Below are some records. Say in a single number how many of their lines include the word "index".

___ Source records ___

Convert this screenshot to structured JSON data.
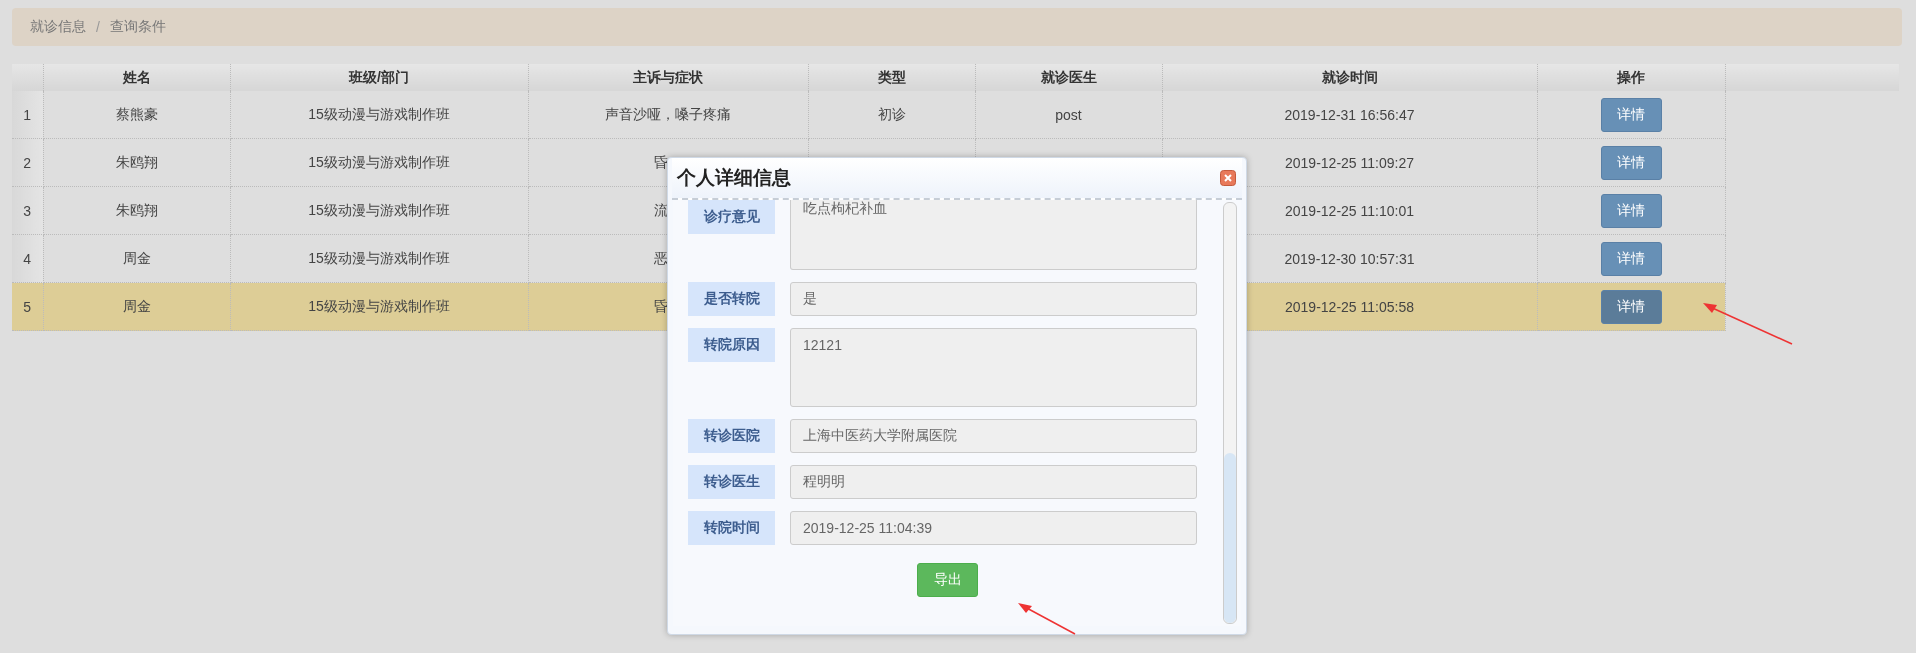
{
  "breadcrumb": {
    "items": [
      "就诊信息",
      "查询条件"
    ],
    "separator": "/"
  },
  "table": {
    "columns": [
      "姓名",
      "班级/部门",
      "主诉与症状",
      "类型",
      "就诊医生",
      "就诊时间",
      "操作"
    ],
    "rows": [
      {
        "index": "1",
        "name": "蔡熊豪",
        "class": "15级动漫与游戏制作班",
        "symptom": "声音沙哑，嗓子疼痛",
        "type": "初诊",
        "doctor": "post",
        "time": "2019-12-31 16:56:47",
        "action": "详情",
        "selected": false
      },
      {
        "index": "2",
        "name": "朱鸥翔",
        "class": "15级动漫与游戏制作班",
        "symptom": "昏",
        "time": "2019-12-25 11:09:27",
        "action": "详情",
        "selected": false
      },
      {
        "index": "3",
        "name": "朱鸥翔",
        "class": "15级动漫与游戏制作班",
        "symptom": "流",
        "time": "2019-12-25 11:10:01",
        "action": "详情",
        "selected": false
      },
      {
        "index": "4",
        "name": "周金",
        "class": "15级动漫与游戏制作班",
        "symptom": "恶",
        "time": "2019-12-30 10:57:31",
        "action": "详情",
        "selected": false
      },
      {
        "index": "5",
        "name": "周金",
        "class": "15级动漫与游戏制作班",
        "symptom": "昏",
        "time": "2019-12-25 11:05:58",
        "action": "详情",
        "selected": true
      }
    ]
  },
  "dialog": {
    "title": "个人详细信息",
    "fields": [
      {
        "label": "诊疗意见",
        "value": "吃点枸杞补血",
        "kind": "textarea"
      },
      {
        "label": "是否转院",
        "value": "是",
        "kind": "input"
      },
      {
        "label": "转院原因",
        "value": "12121",
        "kind": "textarea"
      },
      {
        "label": "转诊医院",
        "value": "上海中医药大学附属医院",
        "kind": "input"
      },
      {
        "label": "转诊医生",
        "value": "程明明",
        "kind": "input"
      },
      {
        "label": "转院时间",
        "value": "2019-12-25 11:04:39",
        "kind": "input"
      }
    ],
    "button": "导出"
  }
}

___

◆ **Finished task**: 5